▸ **INSTRUCTIONS TO FOLLOW**
Copy the listing below in full and skip every picture.

# start of DATASET

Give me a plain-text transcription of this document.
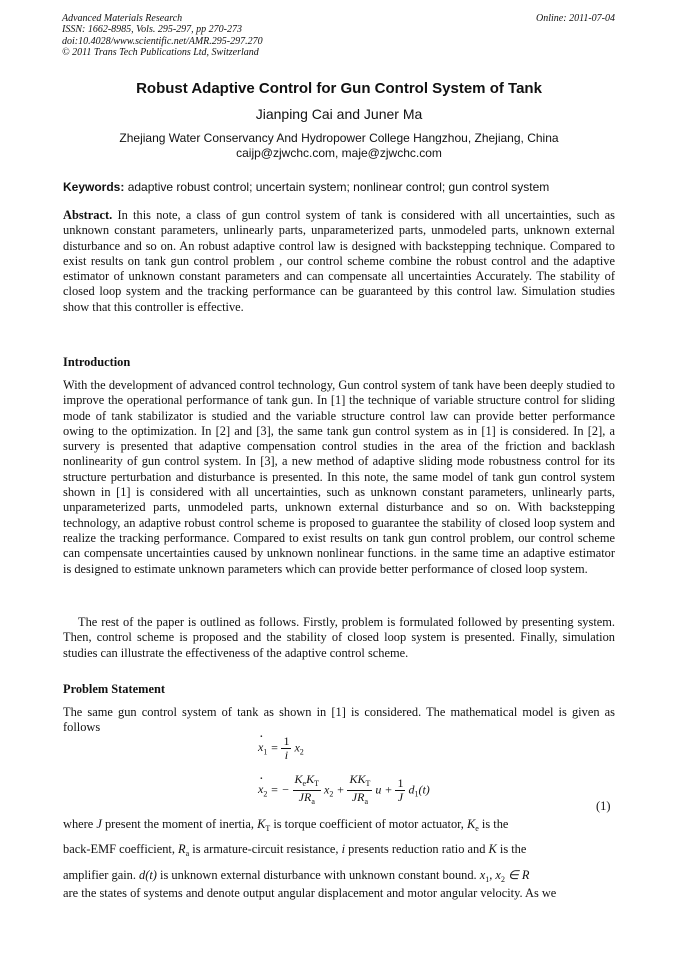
Advanced Materials Research
ISSN: 1662-8985, Vols. 295-297, pp 270-273
doi:10.4028/www.scientific.net/AMR.295-297.270
© 2011 Trans Tech Publications Ltd, Switzerland
Online: 2011-07-04
Robust Adaptive Control for Gun Control System of Tank
Jianping Cai and Juner Ma
Zhejiang Water Conservancy And Hydropower College Hangzhou, Zhejiang, China
caijp@zjwchc.com, maje@zjwchc.com
Keywords: adaptive robust control; uncertain system; nonlinear control; gun control system

Abstract. In this note, a class of gun control system of tank is considered with all uncertainties, such as unknown constant parameters, unlinearly parts, unparameterized parts, unmodeled parts, unknown external disturbance and so on. An robust adaptive control law is designed with backstepping technique. Compared to exist results on tank gun control problem , our control scheme combine the robust control and the adaptive estimator of unknown constant parameters and can compensate all uncertainties Accurately. The stability of closed loop system and the tracking performance can be guaranteed by this control law. Simulation studies show that this controller is effective.

Introduction

With the development of advanced control technology, Gun control system of tank have been deeply studied to improve the operational performance of tank gun. In [1] the technique of variable structure control for sliding mode of tank stabilizator is studied and the variable structure control law can provide better performance owing to the optimization. In [2] and [3], the same tank gun control system as in [1] is considered. In [2], a survery is presented that adaptive compensation control studies in the area of the friction and backlash nonlinearity of gun control system. In [3], a new method of adaptive sliding mode robustness control for its structure perturbation and disturbance is presented. In this note, the same model of tank gun control system shown in [1] is considered with all uncertainties, such as unknown constant parameters, unlinearly parts, unparameterized parts, unmodeled parts, unknown external disturbance and so on. With backstepping technology, an adaptive robust control scheme is proposed to guarantee the stability of closed loop system and realize the tracking performance. Compared to exist results on tank gun control problem, our control scheme can compensate uncertainties caused by unknown nonlinear functions. in the same time an adaptive estimator is designed to estimate unknown parameters which can provide better performance of closed loop system.

The rest of the paper is outlined as follows. Firstly, problem is formulated followed by presenting system. Then, control scheme is proposed and the stability of closed loop system is presented. Finally, simulation studies can illustrate the effectiveness of the adaptive control scheme.

Problem Statement

The same gun control system of tank as shown in [1] is considered. The mathematical model is given as follows

· $x_1 = \frac{1}{i} x_2$
· $x_2$ = − $\frac{K_eK_T}{JR_a} x_2 + \frac{KK_T}{JR_a}$ $u + \frac{1}{J} d_1(t)$
(1)
where J present the moment of inertia, $K_T$ is torque coefficient of motor actuator, $K_e$ is the
back-EMF coefficient, $R_a$ is armature-circuit resistance, i presents reduction ratio and K is the
amplifier gain. d(t) is unknown external disturbance with unknown constant bound. $x_1$, $x_2$ ∈ R
are the states of systems and denote output angular displacement and motor angular velocity. As we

# end of DATASET

▸ **WRITTEN ANSWER**
Give me a plain-text transcription of this document.
Advanced Materials Research
ISSN: 1662-8985, Vols. 295-297, pp 270-273
doi:10.4028/www.scientific.net/AMR.295-297.270
© 2011 Trans Tech Publications Ltd, Switzerland
Online: 2011-07-04
Robust Adaptive Control for Gun Control System of Tank
Jianping Cai and Juner Ma
Zhejiang Water Conservancy And Hydropower College Hangzhou, Zhejiang, China
caijp@zjwchc.com, maje@zjwchc.com
Keywords: adaptive robust control; uncertain system; nonlinear control; gun control system

Abstract. In this note, a class of gun control system of tank is considered with all uncertainties, such as unknown constant parameters, unlinearly parts, unparameterized parts, unmodeled parts, unknown external disturbance and so on. An robust adaptive control law is designed with backstepping technique. Compared to exist results on tank gun control problem , our control scheme combine the robust control and the adaptive estimator of unknown constant parameters and can compensate all uncertainties Accurately. The stability of closed loop system and the tracking performance can be guaranteed by this control law. Simulation studies show that this controller is effective.

Introduction

With the development of advanced control technology, Gun control system of tank have been deeply studied to improve the operational performance of tank gun. In [1] the technique of variable structure control for sliding mode of tank stabilizator is studied and the variable structure control law can provide better performance owing to the optimization. In [2] and [3], the same tank gun control system as in [1] is considered. In [2], a survery is presented that adaptive compensation control studies in the area of the friction and backlash nonlinearity of gun control system. In [3], a new method of adaptive sliding mode robustness control for its structure perturbation and disturbance is presented. In this note, the same model of tank gun control system shown in [1] is considered with all uncertainties, such as unknown constant parameters, unlinearly parts, unparameterized parts, unmodeled parts, unknown external disturbance and so on. With backstepping technology, an adaptive robust control scheme is proposed to guarantee the stability of closed loop system and realize the tracking performance. Compared to exist results on tank gun control problem, our control scheme can compensate uncertainties caused by unknown nonlinear functions. in the same time an adaptive estimator is designed to estimate unknown parameters which can provide better performance of closed loop system.

The rest of the paper is outlined as follows. Firstly, problem is formulated followed by presenting system. Then, control scheme is proposed and the stability of closed loop system is presented. Finally, simulation studies can illustrate the effectiveness of the adaptive control scheme.

Problem Statement

The same gun control system of tank as shown in [1] is considered. The mathematical model is given as follows

· $x_1 = \frac{1}{i} x_2$
· $x_2$ = − $\frac{K_eK_T}{JR_a} x_2 + \frac{KK_T}{JR_a}$ $u + \frac{1}{J} d_1(t)$
(1)
where J present the moment of inertia, $K_T$ is torque coefficient of motor actuator, $K_e$ is the
back-EMF coefficient, $R_a$ is armature-circuit resistance, i presents reduction ratio and K is the
amplifier gain. d(t) is unknown external disturbance with unknown constant bound. $x_1$, $x_2$ ∈ R
are the states of systems and denote output angular displacement and motor angular velocity. As we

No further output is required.